Task brief: Lines that hold the word "attainment" should be located and copied.

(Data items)
□ □ □ □ □ □ □

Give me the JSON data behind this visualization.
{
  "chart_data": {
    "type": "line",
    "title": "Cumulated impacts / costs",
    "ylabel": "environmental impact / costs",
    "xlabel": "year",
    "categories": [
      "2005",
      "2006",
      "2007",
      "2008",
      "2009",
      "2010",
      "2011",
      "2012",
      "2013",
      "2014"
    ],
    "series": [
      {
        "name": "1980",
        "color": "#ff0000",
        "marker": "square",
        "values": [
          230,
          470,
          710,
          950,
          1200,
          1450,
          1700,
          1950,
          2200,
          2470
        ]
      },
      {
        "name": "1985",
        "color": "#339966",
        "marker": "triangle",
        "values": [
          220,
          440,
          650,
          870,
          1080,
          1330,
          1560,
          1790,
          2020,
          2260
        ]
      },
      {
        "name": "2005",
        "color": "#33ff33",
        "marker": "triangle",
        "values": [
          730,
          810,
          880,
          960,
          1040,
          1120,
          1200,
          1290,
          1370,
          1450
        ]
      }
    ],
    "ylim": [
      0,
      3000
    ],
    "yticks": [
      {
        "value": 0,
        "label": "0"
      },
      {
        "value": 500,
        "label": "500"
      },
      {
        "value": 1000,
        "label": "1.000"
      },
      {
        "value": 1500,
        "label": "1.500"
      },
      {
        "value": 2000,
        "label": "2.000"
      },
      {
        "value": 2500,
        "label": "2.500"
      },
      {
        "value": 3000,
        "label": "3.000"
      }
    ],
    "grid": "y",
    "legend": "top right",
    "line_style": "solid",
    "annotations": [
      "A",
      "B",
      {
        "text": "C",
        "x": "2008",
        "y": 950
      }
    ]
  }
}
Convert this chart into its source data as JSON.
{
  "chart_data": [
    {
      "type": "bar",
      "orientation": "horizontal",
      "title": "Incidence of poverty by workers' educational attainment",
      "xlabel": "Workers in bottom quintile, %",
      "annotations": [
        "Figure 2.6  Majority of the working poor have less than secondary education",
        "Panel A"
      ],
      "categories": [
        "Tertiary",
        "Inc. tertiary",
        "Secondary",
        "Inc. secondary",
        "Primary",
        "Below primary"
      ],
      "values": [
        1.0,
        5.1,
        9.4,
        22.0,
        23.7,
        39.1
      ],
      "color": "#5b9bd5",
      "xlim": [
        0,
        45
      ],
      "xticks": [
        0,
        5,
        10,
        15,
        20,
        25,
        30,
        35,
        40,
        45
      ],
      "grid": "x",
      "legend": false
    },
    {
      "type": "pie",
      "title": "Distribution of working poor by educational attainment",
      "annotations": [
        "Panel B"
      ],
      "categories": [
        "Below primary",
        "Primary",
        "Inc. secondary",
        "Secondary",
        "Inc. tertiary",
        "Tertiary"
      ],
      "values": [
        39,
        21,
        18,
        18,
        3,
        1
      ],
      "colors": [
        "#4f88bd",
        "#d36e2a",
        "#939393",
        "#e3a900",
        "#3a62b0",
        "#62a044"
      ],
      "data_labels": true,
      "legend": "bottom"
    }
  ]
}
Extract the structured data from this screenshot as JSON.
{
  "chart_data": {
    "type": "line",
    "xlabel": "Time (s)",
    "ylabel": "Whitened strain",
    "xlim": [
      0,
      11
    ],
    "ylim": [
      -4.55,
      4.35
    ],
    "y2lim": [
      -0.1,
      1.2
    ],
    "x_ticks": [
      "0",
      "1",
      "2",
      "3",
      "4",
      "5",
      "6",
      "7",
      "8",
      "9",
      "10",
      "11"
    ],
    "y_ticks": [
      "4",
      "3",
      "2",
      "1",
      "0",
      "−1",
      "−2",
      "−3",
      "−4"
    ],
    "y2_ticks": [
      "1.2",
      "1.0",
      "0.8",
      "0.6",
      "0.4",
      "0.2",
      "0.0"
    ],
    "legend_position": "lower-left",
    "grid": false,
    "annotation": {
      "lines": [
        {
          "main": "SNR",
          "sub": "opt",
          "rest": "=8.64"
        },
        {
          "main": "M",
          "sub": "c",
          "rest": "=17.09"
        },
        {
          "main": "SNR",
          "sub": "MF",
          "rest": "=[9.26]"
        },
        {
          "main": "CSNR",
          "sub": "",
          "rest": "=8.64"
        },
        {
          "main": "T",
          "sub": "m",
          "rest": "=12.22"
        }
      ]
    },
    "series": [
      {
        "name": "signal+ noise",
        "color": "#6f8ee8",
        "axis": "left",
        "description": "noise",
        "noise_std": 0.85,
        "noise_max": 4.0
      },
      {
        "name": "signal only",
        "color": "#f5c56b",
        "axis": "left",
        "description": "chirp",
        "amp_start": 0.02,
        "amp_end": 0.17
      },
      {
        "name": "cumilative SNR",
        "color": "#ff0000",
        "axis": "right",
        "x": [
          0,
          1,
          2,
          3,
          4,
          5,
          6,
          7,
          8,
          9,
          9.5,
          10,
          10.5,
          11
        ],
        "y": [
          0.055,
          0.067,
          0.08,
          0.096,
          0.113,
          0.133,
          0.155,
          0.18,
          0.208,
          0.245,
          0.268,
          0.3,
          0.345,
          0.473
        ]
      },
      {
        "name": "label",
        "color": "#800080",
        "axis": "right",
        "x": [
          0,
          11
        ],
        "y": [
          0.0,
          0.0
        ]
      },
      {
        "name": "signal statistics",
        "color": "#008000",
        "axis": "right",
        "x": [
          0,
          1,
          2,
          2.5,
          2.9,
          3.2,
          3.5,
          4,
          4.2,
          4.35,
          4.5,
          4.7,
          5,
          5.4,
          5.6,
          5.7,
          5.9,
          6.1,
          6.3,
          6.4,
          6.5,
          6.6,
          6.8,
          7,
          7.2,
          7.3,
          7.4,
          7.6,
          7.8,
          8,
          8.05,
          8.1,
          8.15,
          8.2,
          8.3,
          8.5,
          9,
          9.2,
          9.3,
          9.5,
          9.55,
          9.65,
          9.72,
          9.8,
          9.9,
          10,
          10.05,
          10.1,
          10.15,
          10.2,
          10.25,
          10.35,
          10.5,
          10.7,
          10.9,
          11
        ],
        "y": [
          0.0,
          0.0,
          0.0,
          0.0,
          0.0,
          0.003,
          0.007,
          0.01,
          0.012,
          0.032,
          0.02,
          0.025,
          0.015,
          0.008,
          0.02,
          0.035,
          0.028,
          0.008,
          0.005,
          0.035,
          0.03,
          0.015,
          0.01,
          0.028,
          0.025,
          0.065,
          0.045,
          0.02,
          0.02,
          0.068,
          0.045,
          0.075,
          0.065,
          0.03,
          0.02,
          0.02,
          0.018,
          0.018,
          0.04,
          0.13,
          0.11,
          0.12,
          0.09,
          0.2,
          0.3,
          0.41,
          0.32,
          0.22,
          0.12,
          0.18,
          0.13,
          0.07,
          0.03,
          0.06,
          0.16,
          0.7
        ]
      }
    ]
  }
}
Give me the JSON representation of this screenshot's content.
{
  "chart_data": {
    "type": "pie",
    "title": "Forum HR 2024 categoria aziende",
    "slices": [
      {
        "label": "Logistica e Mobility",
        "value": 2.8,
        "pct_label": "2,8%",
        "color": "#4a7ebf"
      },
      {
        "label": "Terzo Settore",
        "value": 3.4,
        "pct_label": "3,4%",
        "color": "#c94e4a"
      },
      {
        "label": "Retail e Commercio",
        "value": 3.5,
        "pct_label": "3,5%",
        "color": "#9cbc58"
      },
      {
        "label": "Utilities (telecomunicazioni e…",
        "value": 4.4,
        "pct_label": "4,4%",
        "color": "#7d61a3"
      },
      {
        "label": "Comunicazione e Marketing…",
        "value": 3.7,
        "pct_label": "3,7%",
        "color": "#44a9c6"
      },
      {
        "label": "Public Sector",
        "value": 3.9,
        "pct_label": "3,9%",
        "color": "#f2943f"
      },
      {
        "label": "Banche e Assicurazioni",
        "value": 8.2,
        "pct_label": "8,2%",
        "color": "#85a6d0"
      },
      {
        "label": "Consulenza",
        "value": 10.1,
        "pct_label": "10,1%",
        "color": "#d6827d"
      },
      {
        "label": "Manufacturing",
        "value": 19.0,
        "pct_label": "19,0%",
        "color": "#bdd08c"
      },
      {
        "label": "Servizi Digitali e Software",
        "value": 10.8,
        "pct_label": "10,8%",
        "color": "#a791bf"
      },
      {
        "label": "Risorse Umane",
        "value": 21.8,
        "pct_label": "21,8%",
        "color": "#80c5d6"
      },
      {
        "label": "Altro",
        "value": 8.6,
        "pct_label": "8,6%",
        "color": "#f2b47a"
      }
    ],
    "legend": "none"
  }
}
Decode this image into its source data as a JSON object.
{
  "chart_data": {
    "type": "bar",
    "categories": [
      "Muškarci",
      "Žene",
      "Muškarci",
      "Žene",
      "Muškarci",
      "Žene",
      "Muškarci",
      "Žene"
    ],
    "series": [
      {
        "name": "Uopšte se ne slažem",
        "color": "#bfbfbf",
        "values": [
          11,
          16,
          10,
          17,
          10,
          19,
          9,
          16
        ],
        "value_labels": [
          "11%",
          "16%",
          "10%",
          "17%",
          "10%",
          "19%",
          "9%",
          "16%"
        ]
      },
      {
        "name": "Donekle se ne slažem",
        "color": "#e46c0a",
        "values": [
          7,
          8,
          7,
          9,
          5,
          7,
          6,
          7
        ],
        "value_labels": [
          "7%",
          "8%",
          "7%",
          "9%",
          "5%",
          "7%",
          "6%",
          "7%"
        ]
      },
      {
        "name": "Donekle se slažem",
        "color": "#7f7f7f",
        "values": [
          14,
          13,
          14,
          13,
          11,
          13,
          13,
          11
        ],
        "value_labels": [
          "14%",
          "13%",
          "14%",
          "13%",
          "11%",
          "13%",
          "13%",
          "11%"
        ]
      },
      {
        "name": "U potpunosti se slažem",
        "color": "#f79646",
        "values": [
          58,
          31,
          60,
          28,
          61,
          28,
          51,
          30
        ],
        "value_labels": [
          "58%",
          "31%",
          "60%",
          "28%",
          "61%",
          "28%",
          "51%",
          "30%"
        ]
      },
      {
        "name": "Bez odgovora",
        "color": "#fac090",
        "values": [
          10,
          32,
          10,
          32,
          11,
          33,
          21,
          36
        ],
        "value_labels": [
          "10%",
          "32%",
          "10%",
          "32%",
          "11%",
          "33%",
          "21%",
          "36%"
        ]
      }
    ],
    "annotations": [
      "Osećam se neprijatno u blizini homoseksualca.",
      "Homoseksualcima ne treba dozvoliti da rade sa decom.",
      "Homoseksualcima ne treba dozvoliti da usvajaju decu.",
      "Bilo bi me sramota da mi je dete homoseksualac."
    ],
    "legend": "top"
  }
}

□ □ □ □ □ □ □

Complete response:
      "title": "Incidence of poverty by workers' educational attainment",
      "title": "Distribution of working poor by educational attainment",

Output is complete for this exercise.